Votre travail:
1: D'après l'extrait sur l'Iran et l'Arabie saoudite, à quelle date Mohammed ben Salmane a-t-il été nommé prince héritier ?
2: Dans l'extrait sur l'Iran et l'Arabie saoudite, reformulez plus brièvement le paragraphe qui commence par « Un autre élément susceptible » en conservant ses faits principaux.
3: Reprenez l'extrait sur l'Iran et l'Arabie saoudite à partir de sa dernière phrase et poursuivez-le.

Un autre élément susceptible de pousser Téhéran à adopter une position de soutien plus tranchée vis-à-vis du Qatar est la nomination, le 21 juin dernier, de Mohammed ben Salmane en tant que nouveau prince héritier d’Arabie saoudite. L’héritier du trône, âgé de 31 ans, est communément perçu par les responsables iraniens comme le cerveau derrière la récente escalade des tensions entre les rivaux historiques de la région.
Un nouveau front de bataille
Malgré le désir de l’administration Rohani d’améliorer les relations avec le royaume, l’Arabie saoudite, dirigée par son étoile montante, indique de plus en plus clairement que sa priorité est de confronter l’Iran et non pas de lui tendre la main.
Une nouvelle alliance avec Ankara et Doha pourrait atténuer certains des coûts auxquels Téhéran est confronté pour mener à bien ses objectifs stratégiques au Moyen-Orient
Début mai, Mohammed ben Salmane a ainsi déclaré qu’aucun dialogue n’était possible avec Téhéran. « Nous n’attendons pas que la bataille ait lieu en Arabie saoudite », a-t-il déclaré. « , Nous travaillerons plutôt à ce que la bataille soit pour eux, en Iran. »
Alors que s’effondrent les perspectives d’un rapprochement avec l’Arabie saoudite, l’Iran pourrait décider qu’il n’a rien à perdre à ouvrir un autre front de bataille dans la guerre par procuration qui l’oppose à l’Arabie saoudite en Syrie, en Irak et au Yémen.

Entrées fournies:

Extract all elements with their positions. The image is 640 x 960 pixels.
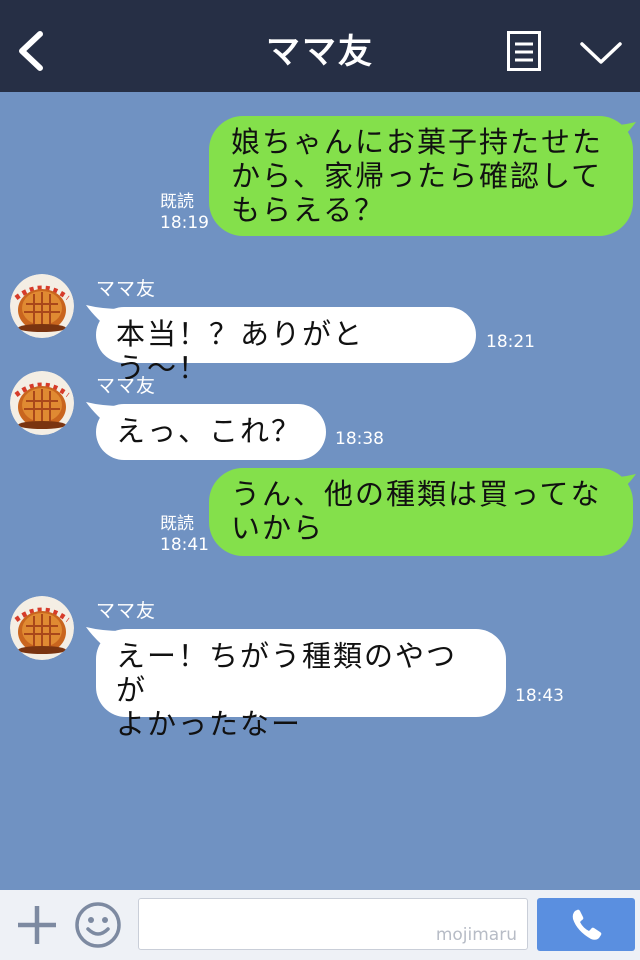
outgoing-message-bubble[interactable]: 娘ちゃんにお菓子持たせた から、家帰ったら確認して もらえる？ — [209, 116, 633, 236]
message-input[interactable]: mojimaru — [138, 898, 528, 950]
watermark: mojimaru — [435, 925, 517, 945]
call-button[interactable] — [537, 898, 635, 951]
plus-icon — [18, 906, 56, 944]
pie-icon — [10, 274, 74, 338]
sender-name: ママ友 — [96, 278, 157, 300]
emoji-button[interactable] — [73, 900, 123, 950]
phone-icon — [572, 909, 602, 940]
chat-area[interactable]: 娘ちゃんにお菓子持たせた から、家帰ったら確認して もらえる？ 既読 18:19… — [0, 92, 640, 890]
message-line: うん、他の種類は買ってな — [231, 477, 602, 511]
incoming-message-bubble[interactable]: 本当！？ありがとう〜！ — [96, 307, 476, 385]
message-composer: mojimaru — [0, 890, 640, 960]
avatar[interactable] — [10, 596, 74, 660]
incoming-message-bubble[interactable]: えー！ちがう種類のやつが よかったなー — [96, 629, 506, 741]
message-line: から、家帰ったら確認して — [231, 159, 603, 193]
avatar[interactable] — [10, 371, 74, 435]
incoming-message-bubble[interactable]: えっ、これ？ — [96, 404, 326, 460]
message-line: よかったなー — [116, 707, 303, 741]
chat-title: ママ友 — [266, 32, 374, 72]
message-line: 娘ちゃんにお菓子持たせた — [231, 125, 604, 159]
avatar[interactable] — [10, 274, 74, 338]
message-time: 18:21 — [486, 332, 535, 352]
message-line: えー！ちがう種類のやつが — [116, 639, 458, 707]
read-receipt: 既読 — [160, 192, 194, 212]
note-icon — [507, 31, 541, 71]
message-meta: 既読 18:19 — [160, 192, 209, 234]
outgoing-message-bubble[interactable]: うん、他の種類は買ってな いから — [209, 468, 633, 556]
collapse-button[interactable] — [578, 34, 624, 70]
chat-header: ママ友 — [0, 0, 640, 92]
pie-icon — [10, 371, 74, 435]
smiley-icon — [75, 902, 121, 948]
message-line: えっ、これ？ — [116, 414, 303, 448]
note-button[interactable] — [507, 31, 541, 71]
message-line: 本当！？ありがとう〜！ — [116, 317, 365, 385]
message-line: いから — [231, 511, 325, 545]
sender-name: ママ友 — [96, 600, 157, 622]
chevron-down-icon — [580, 42, 622, 64]
message-time: 18:38 — [335, 429, 384, 449]
sender-name: ママ友 — [96, 375, 157, 397]
add-button[interactable] — [14, 902, 60, 948]
message-time: 18:43 — [515, 686, 564, 706]
message-meta: 既読 18:41 — [160, 514, 209, 556]
pie-icon — [10, 596, 74, 660]
read-receipt: 既読 — [160, 514, 194, 534]
message-time: 18:41 — [160, 535, 209, 555]
message-line: もらえる？ — [231, 193, 386, 227]
message-time: 18:19 — [160, 213, 209, 233]
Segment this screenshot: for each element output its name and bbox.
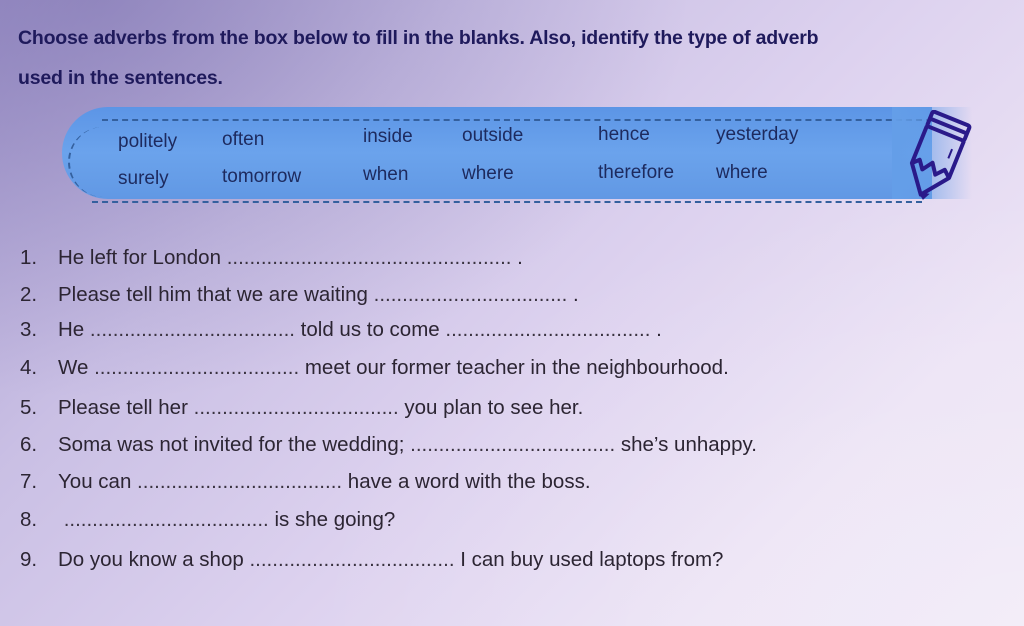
sentence-text: . [650,318,662,341]
word-box-item: tomorrow [222,166,302,187]
blank-field[interactable]: ........................................… [227,246,512,269]
word-box-item: surely [118,168,169,189]
sentence-text: . [567,283,579,306]
blank-field[interactable]: .................................... [410,433,615,456]
exercise-item: 1. He left for London ...................… [20,246,523,270]
pencil-icon [909,110,972,200]
sentence-text: We [58,356,89,379]
sentence-text: Please tell him that we are waiting [58,283,368,306]
word-box-item: where [716,162,768,183]
item-number: 4. [20,356,38,379]
word-box-item: politely [118,131,178,152]
sentence-text: . [511,246,523,269]
blank-field[interactable]: .................................. [374,283,568,306]
sentence-text: you plan to see her. [404,396,584,419]
sentence-text: Soma was not invited for the wedding; [58,433,405,456]
item-number: 7. [20,470,38,493]
sentence-text: meet our former teacher in the neighbour… [304,356,729,379]
instruction-line-1: Choose adverbs from the box below to fil… [18,27,819,49]
word-box-item: hence [598,124,650,145]
word-box-item: therefore [598,162,675,183]
dashed-border-bottom [92,201,922,203]
exercise-item: 2. Please tell him that we are waiting ..… [20,283,579,307]
instruction-line-2: used in the sentences. [18,67,223,89]
exercise-item: 8. .................................... … [20,508,395,532]
exercise-item: 5. Please tell her ......................… [20,396,583,420]
exercise-item: 3. He ...................................… [20,318,662,342]
exercise-item: 7. You can ..............................… [20,470,591,494]
item-number: 1. [20,246,38,269]
adverb-word-box: politely often inside outside hence yest… [62,107,972,203]
exercise-item: 6. Soma was not invited for the wedding; … [20,433,757,457]
sentence-text: He [58,318,85,341]
sentence-text: told us to come [300,318,440,341]
word-box-item: yesterday [716,124,799,145]
item-number: 6. [20,433,38,456]
word-box-item: outside [462,125,524,146]
word-box-item: when [363,164,409,185]
item-number: 5. [20,396,38,419]
sentence-text: He left for London [58,246,221,269]
word-box-item: inside [363,126,413,147]
exercise-item: 4. We ...................................… [20,356,729,380]
item-number: 2. [20,283,38,306]
blank-field[interactable]: .................................... [94,356,299,379]
instruction-text: Choose adverbs from the box below to fil… [18,18,1018,98]
word-box-item: often [222,129,265,150]
exercise-item: 9. Do you know a shop ...................… [20,548,723,572]
blank-field[interactable]: .................................... [194,396,399,419]
sentence-text: she’s unhappy. [620,433,757,456]
item-number: 3. [20,318,38,341]
item-number: 9. [20,548,38,571]
sentence-text: is she going? [274,508,396,531]
word-box-item: where [462,163,514,184]
sentence-text: I can buy used laptops from? [460,548,724,571]
sentence-text: have a word with the boss. [347,470,591,493]
sentence-text: Do you know a shop [58,548,244,571]
blank-field[interactable]: .................................... [90,318,295,341]
blank-field[interactable]: .................................... [137,470,342,493]
blank-field[interactable]: .................................... [445,318,650,341]
item-number: 8. [20,508,38,531]
blank-field[interactable]: .................................... [249,548,454,571]
blank-field[interactable]: .................................... [64,508,269,531]
sentence-text: Please tell her [58,396,188,419]
dashed-border-top [102,119,932,121]
dashed-border-left [68,127,110,197]
sentence-text: You can [58,470,132,493]
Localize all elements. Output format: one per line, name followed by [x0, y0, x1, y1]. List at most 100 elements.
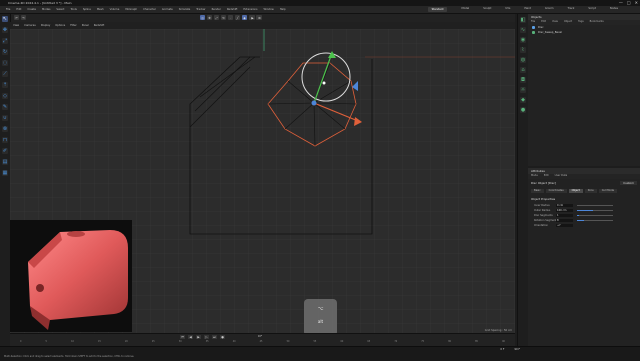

Réponses:
1: Le 21 juin.

2: La nomination, le 21 juin, de Mohammed ben Salmane, 31 ans, comme prince héritier d'Arabie saoudite pourrait amener Téhéran à soutenir plus nettement le Qatar. Les responsables iraniens voient en lui l'artisan de la récente montée des tensions entre les deux rivaux historiques de la région.

3:
Si cela se produisait, les préoccupations de Téhéran vis-à-vis de possibles troubles et activités terroristes le long de ses propres frontières se renforceraient inévitablement. Cependant, une nouvelle alliance avec Ankara et Doha pourrait atténuer certains des coûts auxquels Téhéran est confronté pour mener à bien ses objectifs stratégiques au Moyen-Orient, en particulier en Syrie, où les trois pays se battent actuellement sur des fronts opposés.
Téhéran pourrait ainsi parvenir à la conclusion que, tout bien considéré, il serait plus judicieux et plus avantageux de se rallier ouvertement au Qatar contre le royaume, plutôt que de continuer sa diplomatie de la discrétion, s’exposant ainsi aux répercussions probables de la tempête de la crise du Golfe.
- Aniseh Bassiri Tabrizi est analyste au Royal United Services Institute (RUSI). Ses recherches portent sur la sécurité au Moyen-Orient, avec un accent particulier sur la politique étrangère et nationale de l’Iran. Elle est également doctorante au Département des études sur la guerre du King’s College London, où elle travaille à la réalisation d’un projet sur l’initiative diplomatique de la France, de l’Allemagne et du Royaume-Uni (UE3) sur la question du nucléaire iranien.
Les opinions exprimées dans cet article n’engagent que leur auteur et ne reflètent pas nécessairement la politique éditoriale de Middle East Eye.
Photo : le président iranien Hassan Rohani participe à une conférence de presse près de l’Assemblée générale des Nations unies dans l’arrondissement de Manhattan, à New York (États-Unis), le 22 septembre 2016 (AFP).
Traduit de l’anglais (original).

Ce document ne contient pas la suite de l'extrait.